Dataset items
• • • • •

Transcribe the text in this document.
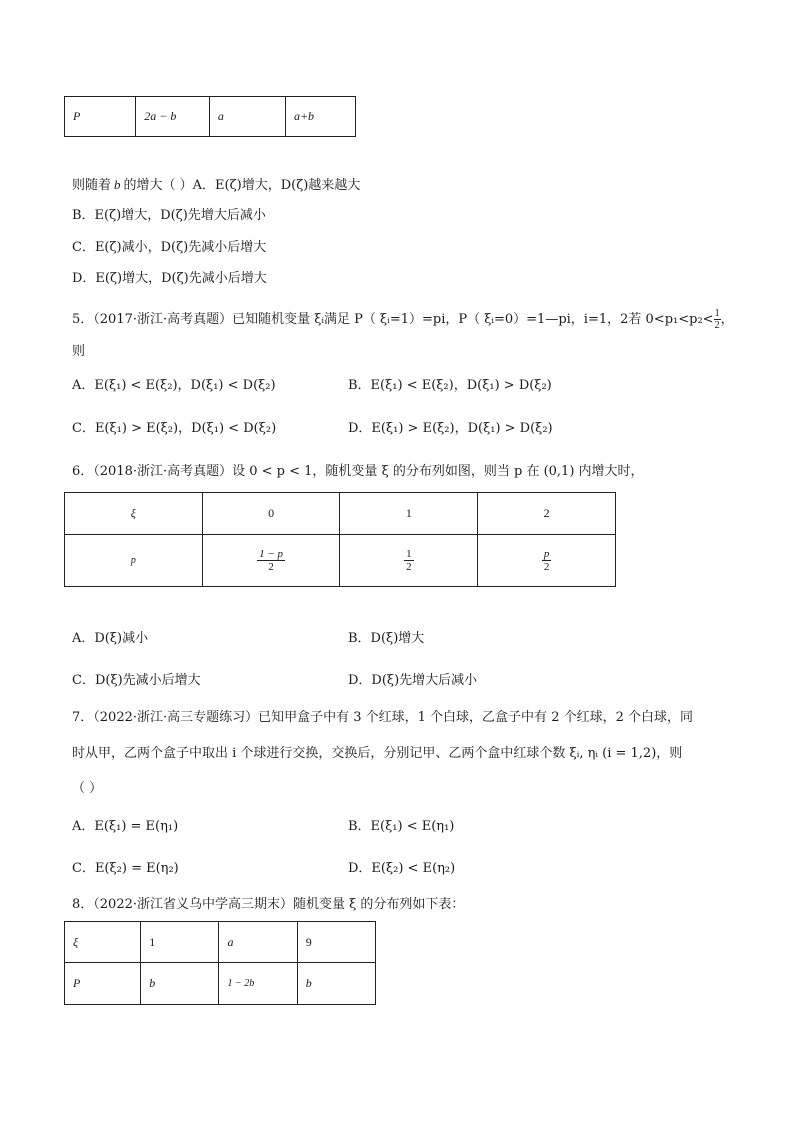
P	2a − b	a	a+b
则随着 b 的增大（ ）A．E(ζ)增大，D(ζ)越来越大
B．E(ζ)增大，D(ζ)先增大后减小
C．E(ζ)减小，D(ζ)先减小后增大
D．E(ζ)增大，D(ζ)先减小后增大
5．（2017·浙江·高考真题）已知随机变量 ξᵢ满足 P（ ξᵢ=1）=pi，P（ ξᵢ=0）=1—pi，i=1，2若 $0<p_1<p_2< \frac{1}{2}$ ，
则
A．E(ξ₁) < E(ξ₂)，D(ξ₁) < D(ξ₂)	B．E(ξ₁) < E(ξ₂)，D(ξ₁) > D(ξ₂)
C．E(ξ₁) > E(ξ₂)，D(ξ₁) < D(ξ₂)	D．E(ξ₁) > E(ξ₂)，D(ξ₁) > D(ξ₂)
6．（2018·浙江·高考真题）设 0 < p < 1，随机变量 ξ 的分布列如图，则当 p 在 (0,1) 内增大时，
ξ	0	1	2
p	$\frac{1 - p}{2}$	$\frac{1}{2}$	$\frac{p}{2}$
A．D(ξ)减小	B．D(ξ)增大
C．D(ξ)先减小后增大	D．D(ξ)先增大后减小
7．（2022·浙江·高三专题练习）已知甲盒子中有 3 个红球，1 个白球，乙盒子中有 2 个红球，2 个白球，同
时从甲，乙两个盒子中取出 i 个球进行交换，交换后，分别记甲、乙两个盒中红球个数 ξᵢ, ηᵢ (i = 1,2)，则
（ ）
A．E(ξ₁) = E(η₁)	B．E(ξ₁) < E(η₁)
C．E(ξ₂) = E(η₂)	D．E(ξ₂) < E(η₂)
8．（2022·浙江省义乌中学高三期末）随机变量 ξ 的分布列如下表：
ξ	1	a	9
P	b	1 − 2b	b
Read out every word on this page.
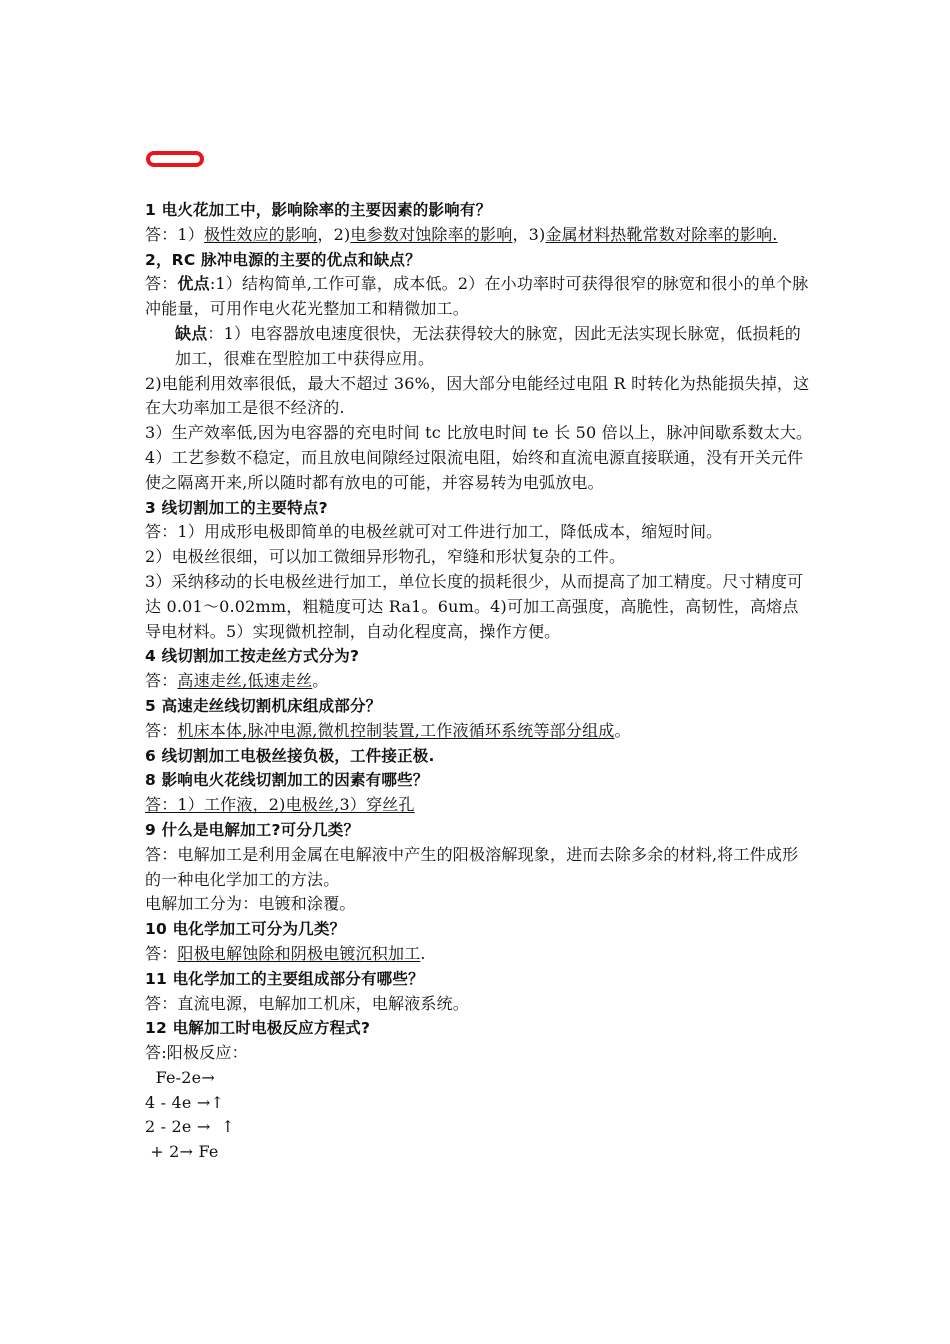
1 电火花加工中，影响除率的主要因素的影响有？

答：1）极性效应的影响，2)电参数对蚀除率的影响，3)金属材料热靴常数对除率的影响.

2，RC 脉冲电源的主要的优点和缺点？

答：优点:1）结构简单,工作可靠，成本低。2）在小功率时可获得很窄的脉宽和很小的单个脉冲能量，可用作电火花光整加工和精微加工。

缺点：1）电容器放电速度很快，无法获得较大的脉宽，因此无法实现长脉宽，低损耗的加工，很难在型腔加工中获得应用。

2)电能利用效率很低，最大不超过 36%，因大部分电能经过电阻 R 时转化为热能损失掉，这在大功率加工是很不经济的.

3）生产效率低,因为电容器的充电时间 tc 比放电时间 te 长 50 倍以上，脉冲间歇系数太大。4）工艺参数不稳定，而且放电间隙经过限流电阻，始终和直流电源直接联通，没有开关元件使之隔离开来,所以随时都有放电的可能，并容易转为电弧放电。

3 线切割加工的主要特点?

答：1）用成形电极即简单的电极丝就可对工件进行加工，降低成本，缩短时间。

2）电极丝很细，可以加工微细异形物孔，窄缝和形状复杂的工件。

3）采纳移动的长电极丝进行加工，单位长度的损耗很少，从而提高了加工精度。尺寸精度可达 0.01～0.02mm，粗糙度可达 Ra1。6um。4)可加工高强度，高脆性，高韧性，高熔点导电材料。5）实现微机控制，自动化程度高，操作方便。

4 线切割加工按走丝方式分为?

答：高速走丝,低速走丝。

5 高速走丝线切割机床组成部分？

答：机床本体,脉冲电源,微机控制装置,工作液循环系统等部分组成。

6 线切割加工电极丝接负极，工件接正极.
8 影响电火花线切割加工的因素有哪些？

答：1）工作液，2)电极丝,3）穿丝孔

9 什么是电解加工?可分几类？

答：电解加工是利用金属在电解液中产生的阳极溶解现象，进而去除多余的材料,将工件成形的一种电化学加工的方法。

电解加工分为：电镀和涂覆。

10 电化学加工可分为几类？

答：阳极电解蚀除和阴极电镀沉积加工.

11 电化学加工的主要组成部分有哪些？

答：直流电源，电解加工机床，电解液系统。

12 电解加工时电极反应方程式?

答:阳极反应：

Fe-2e→

4 - 4e →↑

2 - 2e →  ↑

+ 2→ Fe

• • • • •

▶ GIVEN PROBLEM: Review the material and copy each line in which the word "frac" appears.

▶ RESPONSE TO THIS TASK:
5．（2017·浙江·高考真题）已知随机变量 ξᵢ满足 P（ ξᵢ=1）=pi，P（ ξᵢ=0）=1—pi，i=1，2若 $0<p_1<p_2< \frac{1}{2}$ ，
p	$\frac{1 - p}{2}$	$\frac{1}{2}$	$\frac{p}{2}$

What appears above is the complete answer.